Exercise task: Write out the listing as a numbered list, skipping blank lines, from its first line up to and including the line containing "layer-column-m[interactable]: M: [1516, 748, 1526, 761]".
═════ Records supplied
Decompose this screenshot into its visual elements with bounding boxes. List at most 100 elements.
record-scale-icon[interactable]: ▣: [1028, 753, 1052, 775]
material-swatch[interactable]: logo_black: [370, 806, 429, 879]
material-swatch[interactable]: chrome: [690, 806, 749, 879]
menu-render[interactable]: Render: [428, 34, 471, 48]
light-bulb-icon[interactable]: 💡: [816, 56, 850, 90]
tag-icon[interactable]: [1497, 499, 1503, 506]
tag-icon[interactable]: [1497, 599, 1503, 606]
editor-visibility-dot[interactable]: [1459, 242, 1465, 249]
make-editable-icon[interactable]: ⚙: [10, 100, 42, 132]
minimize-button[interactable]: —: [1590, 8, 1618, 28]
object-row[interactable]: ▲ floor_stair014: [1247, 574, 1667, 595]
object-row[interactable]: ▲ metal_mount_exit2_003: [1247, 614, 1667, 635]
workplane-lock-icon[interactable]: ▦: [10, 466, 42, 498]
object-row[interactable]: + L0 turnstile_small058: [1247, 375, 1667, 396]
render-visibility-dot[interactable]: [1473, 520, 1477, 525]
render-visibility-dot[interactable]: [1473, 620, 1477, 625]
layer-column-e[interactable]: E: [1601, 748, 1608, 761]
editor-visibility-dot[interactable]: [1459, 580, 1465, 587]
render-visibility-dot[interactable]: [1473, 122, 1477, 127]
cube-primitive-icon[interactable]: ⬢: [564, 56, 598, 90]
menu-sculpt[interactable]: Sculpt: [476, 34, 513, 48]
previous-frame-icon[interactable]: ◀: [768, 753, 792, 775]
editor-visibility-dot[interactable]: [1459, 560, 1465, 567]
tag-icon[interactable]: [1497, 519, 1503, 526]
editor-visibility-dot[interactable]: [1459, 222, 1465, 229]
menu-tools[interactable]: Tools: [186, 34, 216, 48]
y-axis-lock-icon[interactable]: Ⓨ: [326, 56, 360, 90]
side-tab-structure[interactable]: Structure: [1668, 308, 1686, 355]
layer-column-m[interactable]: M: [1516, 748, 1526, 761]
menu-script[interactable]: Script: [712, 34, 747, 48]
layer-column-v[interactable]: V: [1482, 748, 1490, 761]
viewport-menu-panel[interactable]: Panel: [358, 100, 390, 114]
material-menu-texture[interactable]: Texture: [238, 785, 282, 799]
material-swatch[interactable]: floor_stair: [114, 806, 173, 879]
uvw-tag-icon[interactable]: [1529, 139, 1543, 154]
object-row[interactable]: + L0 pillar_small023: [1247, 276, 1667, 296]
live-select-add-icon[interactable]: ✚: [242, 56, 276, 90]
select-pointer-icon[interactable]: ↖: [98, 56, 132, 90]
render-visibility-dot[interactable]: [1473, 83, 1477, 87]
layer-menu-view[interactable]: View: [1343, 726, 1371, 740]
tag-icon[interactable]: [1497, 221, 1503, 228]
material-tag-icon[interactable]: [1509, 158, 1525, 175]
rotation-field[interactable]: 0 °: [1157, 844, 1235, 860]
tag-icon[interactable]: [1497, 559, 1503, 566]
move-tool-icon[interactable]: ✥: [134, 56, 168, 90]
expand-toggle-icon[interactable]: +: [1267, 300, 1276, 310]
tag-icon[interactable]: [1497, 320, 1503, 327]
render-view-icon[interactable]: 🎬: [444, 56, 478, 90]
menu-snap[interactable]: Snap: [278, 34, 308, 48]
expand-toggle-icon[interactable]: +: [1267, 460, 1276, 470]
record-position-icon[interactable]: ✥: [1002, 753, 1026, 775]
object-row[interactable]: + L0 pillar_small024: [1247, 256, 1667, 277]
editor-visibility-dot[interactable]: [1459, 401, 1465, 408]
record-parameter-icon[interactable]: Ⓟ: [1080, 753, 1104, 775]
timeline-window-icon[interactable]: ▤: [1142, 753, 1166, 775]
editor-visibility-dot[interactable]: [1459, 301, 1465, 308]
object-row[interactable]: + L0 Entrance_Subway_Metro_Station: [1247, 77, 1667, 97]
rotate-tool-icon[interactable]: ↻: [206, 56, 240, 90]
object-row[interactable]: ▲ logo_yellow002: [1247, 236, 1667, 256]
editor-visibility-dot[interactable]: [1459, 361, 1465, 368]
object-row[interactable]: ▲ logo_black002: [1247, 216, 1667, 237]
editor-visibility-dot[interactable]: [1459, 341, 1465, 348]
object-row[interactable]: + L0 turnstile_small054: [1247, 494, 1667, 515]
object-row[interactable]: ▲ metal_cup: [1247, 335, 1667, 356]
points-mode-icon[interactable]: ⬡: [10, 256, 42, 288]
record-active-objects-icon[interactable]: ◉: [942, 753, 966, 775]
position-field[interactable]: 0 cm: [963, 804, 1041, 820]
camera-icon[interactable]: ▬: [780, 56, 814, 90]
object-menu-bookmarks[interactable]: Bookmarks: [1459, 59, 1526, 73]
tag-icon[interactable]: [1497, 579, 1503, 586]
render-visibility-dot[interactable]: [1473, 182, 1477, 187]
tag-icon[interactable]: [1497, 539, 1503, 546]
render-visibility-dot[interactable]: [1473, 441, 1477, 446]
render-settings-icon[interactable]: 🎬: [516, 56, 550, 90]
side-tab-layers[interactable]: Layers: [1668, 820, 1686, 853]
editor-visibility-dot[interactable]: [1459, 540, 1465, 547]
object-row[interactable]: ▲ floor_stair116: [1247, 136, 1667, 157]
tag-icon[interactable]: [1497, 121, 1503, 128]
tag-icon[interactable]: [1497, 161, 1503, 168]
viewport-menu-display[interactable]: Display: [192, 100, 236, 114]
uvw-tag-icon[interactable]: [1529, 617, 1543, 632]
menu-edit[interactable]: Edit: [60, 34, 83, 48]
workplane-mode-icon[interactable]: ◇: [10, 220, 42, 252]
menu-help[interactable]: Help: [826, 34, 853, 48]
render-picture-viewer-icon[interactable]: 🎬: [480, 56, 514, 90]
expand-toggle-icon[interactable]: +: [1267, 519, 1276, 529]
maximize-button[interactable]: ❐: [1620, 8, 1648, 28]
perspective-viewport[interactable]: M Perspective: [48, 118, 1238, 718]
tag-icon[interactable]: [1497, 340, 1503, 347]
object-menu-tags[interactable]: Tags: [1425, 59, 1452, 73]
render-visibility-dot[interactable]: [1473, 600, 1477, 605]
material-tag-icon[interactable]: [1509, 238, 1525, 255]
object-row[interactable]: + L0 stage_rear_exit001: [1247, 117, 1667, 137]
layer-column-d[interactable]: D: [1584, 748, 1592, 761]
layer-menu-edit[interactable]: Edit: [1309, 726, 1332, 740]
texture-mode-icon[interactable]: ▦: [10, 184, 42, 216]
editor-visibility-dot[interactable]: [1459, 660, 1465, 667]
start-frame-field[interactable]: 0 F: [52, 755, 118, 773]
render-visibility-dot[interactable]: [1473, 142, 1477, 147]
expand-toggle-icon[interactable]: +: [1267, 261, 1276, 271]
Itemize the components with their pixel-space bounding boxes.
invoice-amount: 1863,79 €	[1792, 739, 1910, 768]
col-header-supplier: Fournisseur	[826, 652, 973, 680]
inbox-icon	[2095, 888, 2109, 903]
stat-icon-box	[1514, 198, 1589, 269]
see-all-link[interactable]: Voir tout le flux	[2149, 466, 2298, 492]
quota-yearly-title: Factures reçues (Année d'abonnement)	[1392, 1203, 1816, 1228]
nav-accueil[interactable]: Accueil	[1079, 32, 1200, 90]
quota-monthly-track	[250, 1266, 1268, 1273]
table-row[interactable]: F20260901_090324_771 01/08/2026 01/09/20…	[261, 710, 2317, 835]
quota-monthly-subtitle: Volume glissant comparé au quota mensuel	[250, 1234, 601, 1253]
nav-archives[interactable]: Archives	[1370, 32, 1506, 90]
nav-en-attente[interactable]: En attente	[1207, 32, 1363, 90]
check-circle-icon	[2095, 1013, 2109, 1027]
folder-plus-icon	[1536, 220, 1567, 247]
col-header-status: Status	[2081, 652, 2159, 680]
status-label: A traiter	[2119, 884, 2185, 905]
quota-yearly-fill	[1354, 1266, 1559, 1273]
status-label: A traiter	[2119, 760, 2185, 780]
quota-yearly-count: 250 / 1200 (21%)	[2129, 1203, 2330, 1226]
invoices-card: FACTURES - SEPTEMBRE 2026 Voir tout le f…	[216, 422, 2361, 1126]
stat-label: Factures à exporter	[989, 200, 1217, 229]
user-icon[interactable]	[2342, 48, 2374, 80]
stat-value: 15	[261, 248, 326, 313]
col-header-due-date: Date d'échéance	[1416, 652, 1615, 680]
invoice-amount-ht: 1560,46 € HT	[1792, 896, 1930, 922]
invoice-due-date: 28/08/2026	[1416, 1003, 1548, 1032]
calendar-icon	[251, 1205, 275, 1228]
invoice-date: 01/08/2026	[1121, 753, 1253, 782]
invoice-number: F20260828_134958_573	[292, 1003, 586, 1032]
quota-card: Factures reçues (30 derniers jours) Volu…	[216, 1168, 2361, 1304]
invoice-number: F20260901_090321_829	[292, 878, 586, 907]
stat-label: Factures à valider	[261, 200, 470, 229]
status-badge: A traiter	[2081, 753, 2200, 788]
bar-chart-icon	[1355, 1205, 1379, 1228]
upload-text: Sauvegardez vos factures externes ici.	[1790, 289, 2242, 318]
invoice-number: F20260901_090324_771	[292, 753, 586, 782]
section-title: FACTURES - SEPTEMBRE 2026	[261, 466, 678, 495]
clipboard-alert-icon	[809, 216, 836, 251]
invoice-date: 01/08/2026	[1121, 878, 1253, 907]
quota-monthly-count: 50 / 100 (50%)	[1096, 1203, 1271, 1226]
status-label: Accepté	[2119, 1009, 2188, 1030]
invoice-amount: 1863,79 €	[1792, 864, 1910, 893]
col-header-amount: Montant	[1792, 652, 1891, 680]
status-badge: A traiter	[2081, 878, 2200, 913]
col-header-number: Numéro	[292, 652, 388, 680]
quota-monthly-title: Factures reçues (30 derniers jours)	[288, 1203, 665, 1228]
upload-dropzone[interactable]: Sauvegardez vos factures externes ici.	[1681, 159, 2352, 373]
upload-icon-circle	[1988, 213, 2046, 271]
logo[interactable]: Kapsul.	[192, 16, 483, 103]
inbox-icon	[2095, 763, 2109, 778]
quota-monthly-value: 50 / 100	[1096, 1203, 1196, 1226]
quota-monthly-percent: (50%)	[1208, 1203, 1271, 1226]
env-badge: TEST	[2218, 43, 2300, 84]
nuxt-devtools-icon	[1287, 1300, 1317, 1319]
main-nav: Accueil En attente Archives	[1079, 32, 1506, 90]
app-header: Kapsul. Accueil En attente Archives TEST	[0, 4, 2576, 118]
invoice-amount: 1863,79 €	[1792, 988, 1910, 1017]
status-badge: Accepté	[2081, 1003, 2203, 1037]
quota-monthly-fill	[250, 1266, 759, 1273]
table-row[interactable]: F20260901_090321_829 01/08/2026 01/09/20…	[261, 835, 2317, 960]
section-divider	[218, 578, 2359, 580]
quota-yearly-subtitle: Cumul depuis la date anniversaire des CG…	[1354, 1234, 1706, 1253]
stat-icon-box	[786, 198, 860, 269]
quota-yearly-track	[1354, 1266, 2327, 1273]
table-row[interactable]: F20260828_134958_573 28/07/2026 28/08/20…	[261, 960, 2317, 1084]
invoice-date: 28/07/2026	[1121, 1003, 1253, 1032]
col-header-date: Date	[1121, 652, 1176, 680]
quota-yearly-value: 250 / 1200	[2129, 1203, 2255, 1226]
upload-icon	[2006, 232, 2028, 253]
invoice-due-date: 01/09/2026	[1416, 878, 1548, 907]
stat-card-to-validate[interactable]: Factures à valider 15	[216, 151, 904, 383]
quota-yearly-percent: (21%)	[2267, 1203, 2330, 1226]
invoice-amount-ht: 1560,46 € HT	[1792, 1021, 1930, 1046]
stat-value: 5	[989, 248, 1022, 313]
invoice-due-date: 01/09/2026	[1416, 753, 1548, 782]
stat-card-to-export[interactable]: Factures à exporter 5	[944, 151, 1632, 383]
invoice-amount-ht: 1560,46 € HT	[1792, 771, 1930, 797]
══════════
Written solution:
1. Decompose this screenshot into its visual elements with bounding boxes. List at most 100 elements.
2. record-scale-icon[interactable]: ▣: [1028, 753, 1052, 775]
3. material-swatch[interactable]: logo_black: [370, 806, 429, 879]
4. material-swatch[interactable]: chrome: [690, 806, 749, 879]
5. menu-render[interactable]: Render: [428, 34, 471, 48]
6. light-bulb-icon[interactable]: 💡: [816, 56, 850, 90]
7. tag-icon[interactable]: [1497, 499, 1503, 506]
8. tag-icon[interactable]: [1497, 599, 1503, 606]
9. editor-visibility-dot[interactable]: [1459, 242, 1465, 249]
10. make-editable-icon[interactable]: ⚙: [10, 100, 42, 132]
11. minimize-button[interactable]: —: [1590, 8, 1618, 28]
12. object-row[interactable]: ▲ floor_stair014: [1247, 574, 1667, 595]
13. object-row[interactable]: ▲ metal_mount_exit2_003: [1247, 614, 1667, 635]
14. workplane-lock-icon[interactable]: ▦: [10, 466, 42, 498]
15. object-row[interactable]: + L0 turnstile_small058: [1247, 375, 1667, 396]
16. render-visibility-dot[interactable]: [1473, 520, 1477, 525]
17. render-visibility-dot[interactable]: [1473, 620, 1477, 625]
18. layer-column-e[interactable]: E: [1601, 748, 1608, 761]
19. editor-visibility-dot[interactable]: [1459, 580, 1465, 587]
20. render-visibility-dot[interactable]: [1473, 122, 1477, 127]
21. cube-primitive-icon[interactable]: ⬢: [564, 56, 598, 90]
22. menu-sculpt[interactable]: Sculpt: [476, 34, 513, 48]
23. previous-frame-icon[interactable]: ◀: [768, 753, 792, 775]
24. editor-visibility-dot[interactable]: [1459, 560, 1465, 567]
25. tag-icon[interactable]: [1497, 519, 1503, 526]
26. editor-visibility-dot[interactable]: [1459, 222, 1465, 229]
27. menu-tools[interactable]: Tools: [186, 34, 216, 48]
28. y-axis-lock-icon[interactable]: Ⓨ: [326, 56, 360, 90]
29. side-tab-structure[interactable]: Structure: [1668, 308, 1686, 355]
30. layer-column-m[interactable]: M: [1516, 748, 1526, 761]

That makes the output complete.